→ **Exercise instructions**
Pictures aside, write out every record exactly as it appears.

---------- Record set ----------

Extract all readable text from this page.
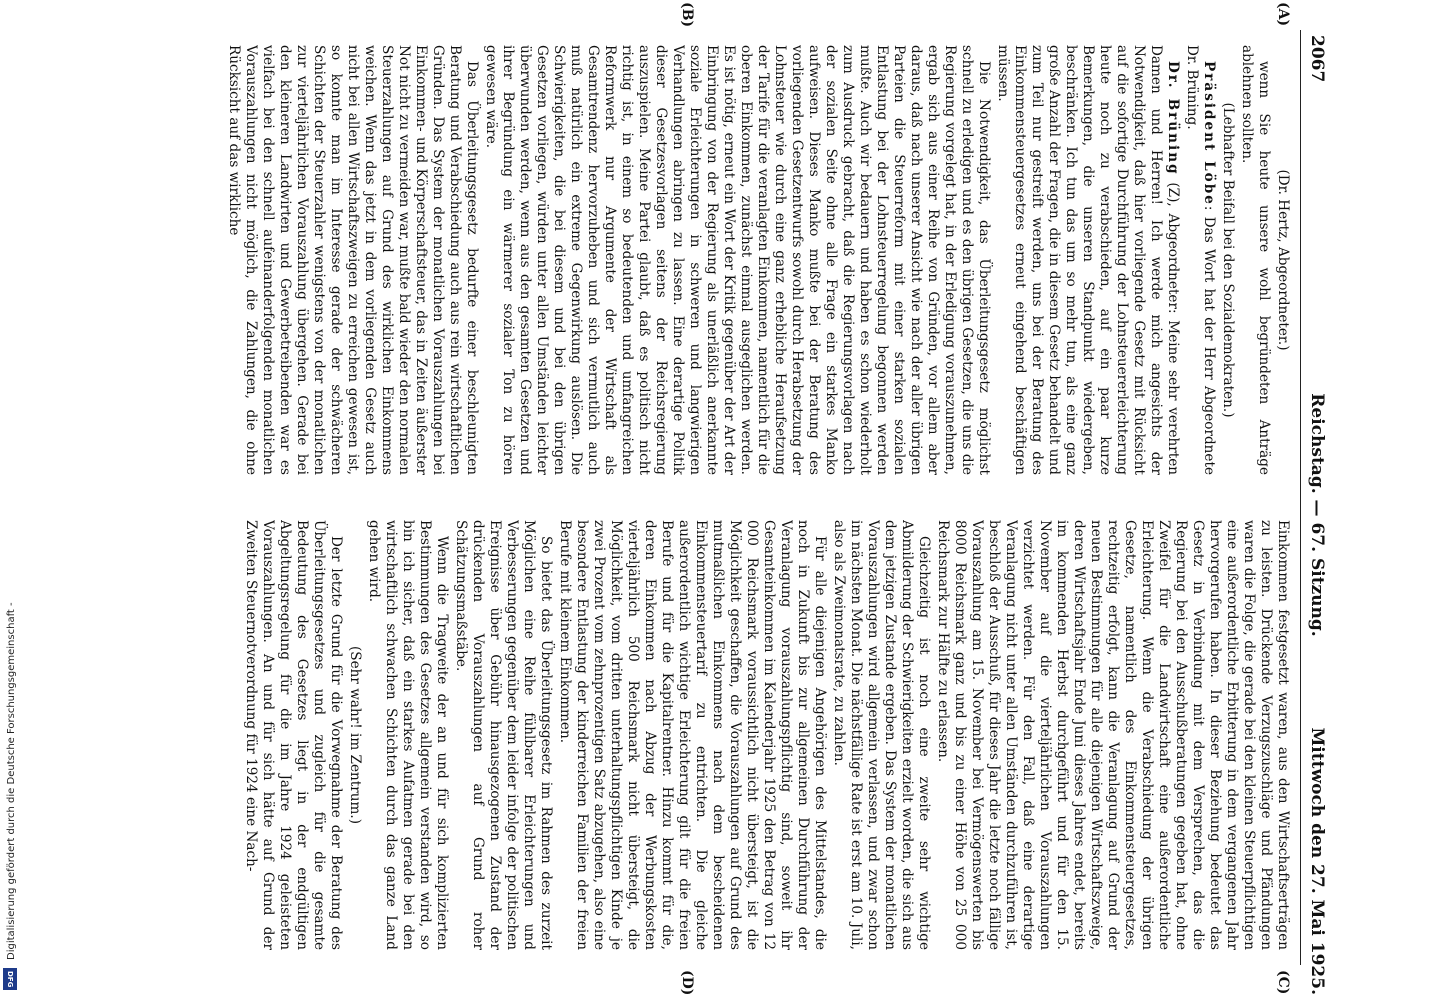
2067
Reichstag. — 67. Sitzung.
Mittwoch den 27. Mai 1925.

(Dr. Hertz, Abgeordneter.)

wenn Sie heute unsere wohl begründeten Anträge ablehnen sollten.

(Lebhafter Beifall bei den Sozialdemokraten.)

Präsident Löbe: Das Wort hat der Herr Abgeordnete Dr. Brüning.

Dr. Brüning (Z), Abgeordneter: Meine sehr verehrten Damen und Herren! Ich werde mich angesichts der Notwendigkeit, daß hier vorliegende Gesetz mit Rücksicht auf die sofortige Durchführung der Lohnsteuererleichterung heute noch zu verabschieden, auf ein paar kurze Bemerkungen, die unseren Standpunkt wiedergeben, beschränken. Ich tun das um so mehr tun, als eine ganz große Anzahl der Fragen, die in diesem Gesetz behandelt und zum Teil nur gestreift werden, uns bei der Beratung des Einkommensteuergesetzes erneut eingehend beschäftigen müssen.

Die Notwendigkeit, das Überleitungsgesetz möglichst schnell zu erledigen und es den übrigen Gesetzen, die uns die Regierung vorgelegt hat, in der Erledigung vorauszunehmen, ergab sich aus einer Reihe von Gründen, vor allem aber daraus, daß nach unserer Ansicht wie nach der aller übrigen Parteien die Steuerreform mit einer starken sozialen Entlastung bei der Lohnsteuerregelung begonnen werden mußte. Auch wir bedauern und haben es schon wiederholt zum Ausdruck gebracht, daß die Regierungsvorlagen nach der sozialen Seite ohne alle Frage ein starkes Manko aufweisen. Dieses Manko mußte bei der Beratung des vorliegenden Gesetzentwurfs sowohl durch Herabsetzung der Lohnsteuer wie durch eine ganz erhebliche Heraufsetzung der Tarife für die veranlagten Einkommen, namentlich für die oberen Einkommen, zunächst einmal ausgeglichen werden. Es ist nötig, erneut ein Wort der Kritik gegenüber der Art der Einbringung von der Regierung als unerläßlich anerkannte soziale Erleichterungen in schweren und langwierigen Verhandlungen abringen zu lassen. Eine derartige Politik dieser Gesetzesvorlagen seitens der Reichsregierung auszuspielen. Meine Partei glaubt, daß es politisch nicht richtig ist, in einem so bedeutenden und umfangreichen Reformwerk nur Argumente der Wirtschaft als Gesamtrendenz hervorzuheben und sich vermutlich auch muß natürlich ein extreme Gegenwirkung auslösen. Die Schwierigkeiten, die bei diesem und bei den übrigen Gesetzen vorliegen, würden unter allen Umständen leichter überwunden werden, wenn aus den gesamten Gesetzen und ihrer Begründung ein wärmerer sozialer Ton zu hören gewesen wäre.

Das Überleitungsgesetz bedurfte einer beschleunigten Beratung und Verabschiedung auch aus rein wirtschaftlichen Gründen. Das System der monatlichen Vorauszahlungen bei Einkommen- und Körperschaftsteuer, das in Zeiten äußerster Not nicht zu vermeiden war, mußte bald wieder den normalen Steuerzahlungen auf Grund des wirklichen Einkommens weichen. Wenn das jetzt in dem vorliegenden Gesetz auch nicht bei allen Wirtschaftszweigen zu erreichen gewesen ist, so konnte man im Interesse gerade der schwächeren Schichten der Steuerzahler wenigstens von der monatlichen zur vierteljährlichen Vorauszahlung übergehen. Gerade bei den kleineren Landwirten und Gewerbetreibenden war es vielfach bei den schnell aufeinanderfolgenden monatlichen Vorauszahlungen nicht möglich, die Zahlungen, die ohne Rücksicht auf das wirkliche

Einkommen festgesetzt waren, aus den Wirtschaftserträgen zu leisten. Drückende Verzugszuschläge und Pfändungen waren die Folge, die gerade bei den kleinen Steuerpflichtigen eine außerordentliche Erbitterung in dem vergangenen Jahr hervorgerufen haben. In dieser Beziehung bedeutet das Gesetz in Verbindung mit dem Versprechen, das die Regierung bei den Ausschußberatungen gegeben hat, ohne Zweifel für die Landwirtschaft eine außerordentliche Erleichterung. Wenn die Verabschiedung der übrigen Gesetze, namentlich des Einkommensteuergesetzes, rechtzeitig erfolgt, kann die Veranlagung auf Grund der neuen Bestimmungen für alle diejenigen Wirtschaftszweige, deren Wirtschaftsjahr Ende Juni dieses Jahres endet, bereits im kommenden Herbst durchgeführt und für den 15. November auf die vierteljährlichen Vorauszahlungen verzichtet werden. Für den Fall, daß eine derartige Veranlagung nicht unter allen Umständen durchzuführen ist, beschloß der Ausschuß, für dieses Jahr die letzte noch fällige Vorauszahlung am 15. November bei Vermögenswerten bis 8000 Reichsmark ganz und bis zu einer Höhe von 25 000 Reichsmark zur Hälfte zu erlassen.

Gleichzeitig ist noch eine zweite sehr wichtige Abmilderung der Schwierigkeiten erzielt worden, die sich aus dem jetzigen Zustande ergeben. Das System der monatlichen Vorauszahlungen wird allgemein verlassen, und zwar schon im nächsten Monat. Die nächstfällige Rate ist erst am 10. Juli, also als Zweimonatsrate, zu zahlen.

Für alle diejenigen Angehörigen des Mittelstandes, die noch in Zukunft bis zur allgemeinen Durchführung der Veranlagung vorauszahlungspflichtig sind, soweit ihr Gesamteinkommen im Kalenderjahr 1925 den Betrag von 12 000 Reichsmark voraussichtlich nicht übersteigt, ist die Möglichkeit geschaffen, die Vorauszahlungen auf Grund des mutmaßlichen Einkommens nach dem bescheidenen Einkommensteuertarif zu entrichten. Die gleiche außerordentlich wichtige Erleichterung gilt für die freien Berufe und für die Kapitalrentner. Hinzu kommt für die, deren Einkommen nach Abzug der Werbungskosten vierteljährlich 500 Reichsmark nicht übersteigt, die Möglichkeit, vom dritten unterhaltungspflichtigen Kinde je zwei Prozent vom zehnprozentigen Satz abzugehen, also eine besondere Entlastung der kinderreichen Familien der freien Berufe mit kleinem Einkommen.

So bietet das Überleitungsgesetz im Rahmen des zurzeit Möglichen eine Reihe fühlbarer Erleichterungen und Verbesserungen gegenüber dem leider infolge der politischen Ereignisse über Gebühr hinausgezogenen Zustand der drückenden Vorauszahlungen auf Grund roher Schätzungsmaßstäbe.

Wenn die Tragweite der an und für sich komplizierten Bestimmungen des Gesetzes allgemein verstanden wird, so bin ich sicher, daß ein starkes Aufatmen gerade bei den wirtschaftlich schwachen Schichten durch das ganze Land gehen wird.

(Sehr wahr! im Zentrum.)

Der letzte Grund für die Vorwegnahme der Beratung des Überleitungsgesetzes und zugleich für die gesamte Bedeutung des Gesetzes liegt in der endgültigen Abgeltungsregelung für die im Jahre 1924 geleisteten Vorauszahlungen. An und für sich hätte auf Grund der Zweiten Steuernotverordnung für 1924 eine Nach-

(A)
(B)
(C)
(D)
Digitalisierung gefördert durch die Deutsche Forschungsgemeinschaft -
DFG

----------

→ **The output**
Extract all readable text from this page.
2067
Reichstag. — 67. Sitzung.
Mittwoch den 27. Mai 1925.

(Dr. Hertz, Abgeordneter.)

wenn Sie heute unsere wohl begründeten Anträge ablehnen sollten.

(Lebhafter Beifall bei den Sozialdemokraten.)

Präsident Löbe: Das Wort hat der Herr Abgeordnete Dr. Brüning.

Dr. Brüning (Z), Abgeordneter: Meine sehr verehrten Damen und Herren! Ich werde mich angesichts der Notwendigkeit, daß hier vorliegende Gesetz mit Rücksicht auf die sofortige Durchführung der Lohnsteuererleichterung heute noch zu verabschieden, auf ein paar kurze Bemerkungen, die unseren Standpunkt wiedergeben, beschränken. Ich tun das um so mehr tun, als eine ganz große Anzahl der Fragen, die in diesem Gesetz behandelt und zum Teil nur gestreift werden, uns bei der Beratung des Einkommensteuergesetzes erneut eingehend beschäftigen müssen.

Die Notwendigkeit, das Überleitungsgesetz möglichst schnell zu erledigen und es den übrigen Gesetzen, die uns die Regierung vorgelegt hat, in der Erledigung vorauszunehmen, ergab sich aus einer Reihe von Gründen, vor allem aber daraus, daß nach unserer Ansicht wie nach der aller übrigen Parteien die Steuerreform mit einer starken sozialen Entlastung bei der Lohnsteuerregelung begonnen werden mußte. Auch wir bedauern und haben es schon wiederholt zum Ausdruck gebracht, daß die Regierungsvorlagen nach der sozialen Seite ohne alle Frage ein starkes Manko aufweisen. Dieses Manko mußte bei der Beratung des vorliegenden Gesetzentwurfs sowohl durch Herabsetzung der Lohnsteuer wie durch eine ganz erhebliche Heraufsetzung der Tarife für die veranlagten Einkommen, namentlich für die oberen Einkommen, zunächst einmal ausgeglichen werden. Es ist nötig, erneut ein Wort der Kritik gegenüber der Art der Einbringung von der Regierung als unerläßlich anerkannte soziale Erleichterungen in schweren und langwierigen Verhandlungen abringen zu lassen. Eine derartige Politik dieser Gesetzesvorlagen seitens der Reichsregierung auszuspielen. Meine Partei glaubt, daß es politisch nicht richtig ist, in einem so bedeutenden und umfangreichen Reformwerk nur Argumente der Wirtschaft als Gesamtrendenz hervorzuheben und sich vermutlich auch muß natürlich ein extreme Gegenwirkung auslösen. Die Schwierigkeiten, die bei diesem und bei den übrigen Gesetzen vorliegen, würden unter allen Umständen leichter überwunden werden, wenn aus den gesamten Gesetzen und ihrer Begründung ein wärmerer sozialer Ton zu hören gewesen wäre.

Das Überleitungsgesetz bedurfte einer beschleunigten Beratung und Verabschiedung auch aus rein wirtschaftlichen Gründen. Das System der monatlichen Vorauszahlungen bei Einkommen- und Körperschaftsteuer, das in Zeiten äußerster Not nicht zu vermeiden war, mußte bald wieder den normalen Steuerzahlungen auf Grund des wirklichen Einkommens weichen. Wenn das jetzt in dem vorliegenden Gesetz auch nicht bei allen Wirtschaftszweigen zu erreichen gewesen ist, so konnte man im Interesse gerade der schwächeren Schichten der Steuerzahler wenigstens von der monatlichen zur vierteljährlichen Vorauszahlung übergehen. Gerade bei den kleineren Landwirten und Gewerbetreibenden war es vielfach bei den schnell aufeinanderfolgenden monatlichen Vorauszahlungen nicht möglich, die Zahlungen, die ohne Rücksicht auf das wirkliche

Einkommen festgesetzt waren, aus den Wirtschaftserträgen zu leisten. Drückende Verzugszuschläge und Pfändungen waren die Folge, die gerade bei den kleinen Steuerpflichtigen eine außerordentliche Erbitterung in dem vergangenen Jahr hervorgerufen haben. In dieser Beziehung bedeutet das Gesetz in Verbindung mit dem Versprechen, das die Regierung bei den Ausschußberatungen gegeben hat, ohne Zweifel für die Landwirtschaft eine außerordentliche Erleichterung. Wenn die Verabschiedung der übrigen Gesetze, namentlich des Einkommensteuergesetzes, rechtzeitig erfolgt, kann die Veranlagung auf Grund der neuen Bestimmungen für alle diejenigen Wirtschaftszweige, deren Wirtschaftsjahr Ende Juni dieses Jahres endet, bereits im kommenden Herbst durchgeführt und für den 15. November auf die vierteljährlichen Vorauszahlungen verzichtet werden. Für den Fall, daß eine derartige Veranlagung nicht unter allen Umständen durchzuführen ist, beschloß der Ausschuß, für dieses Jahr die letzte noch fällige Vorauszahlung am 15. November bei Vermögenswerten bis 8000 Reichsmark ganz und bis zu einer Höhe von 25 000 Reichsmark zur Hälfte zu erlassen.

Gleichzeitig ist noch eine zweite sehr wichtige Abmilderung der Schwierigkeiten erzielt worden, die sich aus dem jetzigen Zustande ergeben. Das System der monatlichen Vorauszahlungen wird allgemein verlassen, und zwar schon im nächsten Monat. Die nächstfällige Rate ist erst am 10. Juli, also als Zweimonatsrate, zu zahlen.

Für alle diejenigen Angehörigen des Mittelstandes, die noch in Zukunft bis zur allgemeinen Durchführung der Veranlagung vorauszahlungspflichtig sind, soweit ihr Gesamteinkommen im Kalenderjahr 1925 den Betrag von 12 000 Reichsmark voraussichtlich nicht übersteigt, ist die Möglichkeit geschaffen, die Vorauszahlungen auf Grund des mutmaßlichen Einkommens nach dem bescheidenen Einkommensteuertarif zu entrichten. Die gleiche außerordentlich wichtige Erleichterung gilt für die freien Berufe und für die Kapitalrentner. Hinzu kommt für die, deren Einkommen nach Abzug der Werbungskosten vierteljährlich 500 Reichsmark nicht übersteigt, die Möglichkeit, vom dritten unterhaltungspflichtigen Kinde je zwei Prozent vom zehnprozentigen Satz abzugehen, also eine besondere Entlastung der kinderreichen Familien der freien Berufe mit kleinem Einkommen.

So bietet das Überleitungsgesetz im Rahmen des zurzeit Möglichen eine Reihe fühlbarer Erleichterungen und Verbesserungen gegenüber dem leider infolge der politischen Ereignisse über Gebühr hinausgezogenen Zustand der drückenden Vorauszahlungen auf Grund roher Schätzungsmaßstäbe.

Wenn die Tragweite der an und für sich komplizierten Bestimmungen des Gesetzes allgemein verstanden wird, so bin ich sicher, daß ein starkes Aufatmen gerade bei den wirtschaftlich schwachen Schichten durch das ganze Land gehen wird.

(Sehr wahr! im Zentrum.)

Der letzte Grund für die Vorwegnahme der Beratung des Überleitungsgesetzes und zugleich für die gesamte Bedeutung des Gesetzes liegt in der endgültigen Abgeltungsregelung für die im Jahre 1924 geleisteten Vorauszahlungen. An und für sich hätte auf Grund der Zweiten Steuernotverordnung für 1924 eine Nach-

(A)
(B)
(C)
(D)
Digitalisierung gefördert durch die Deutsche Forschungsgemeinschaft -
DFG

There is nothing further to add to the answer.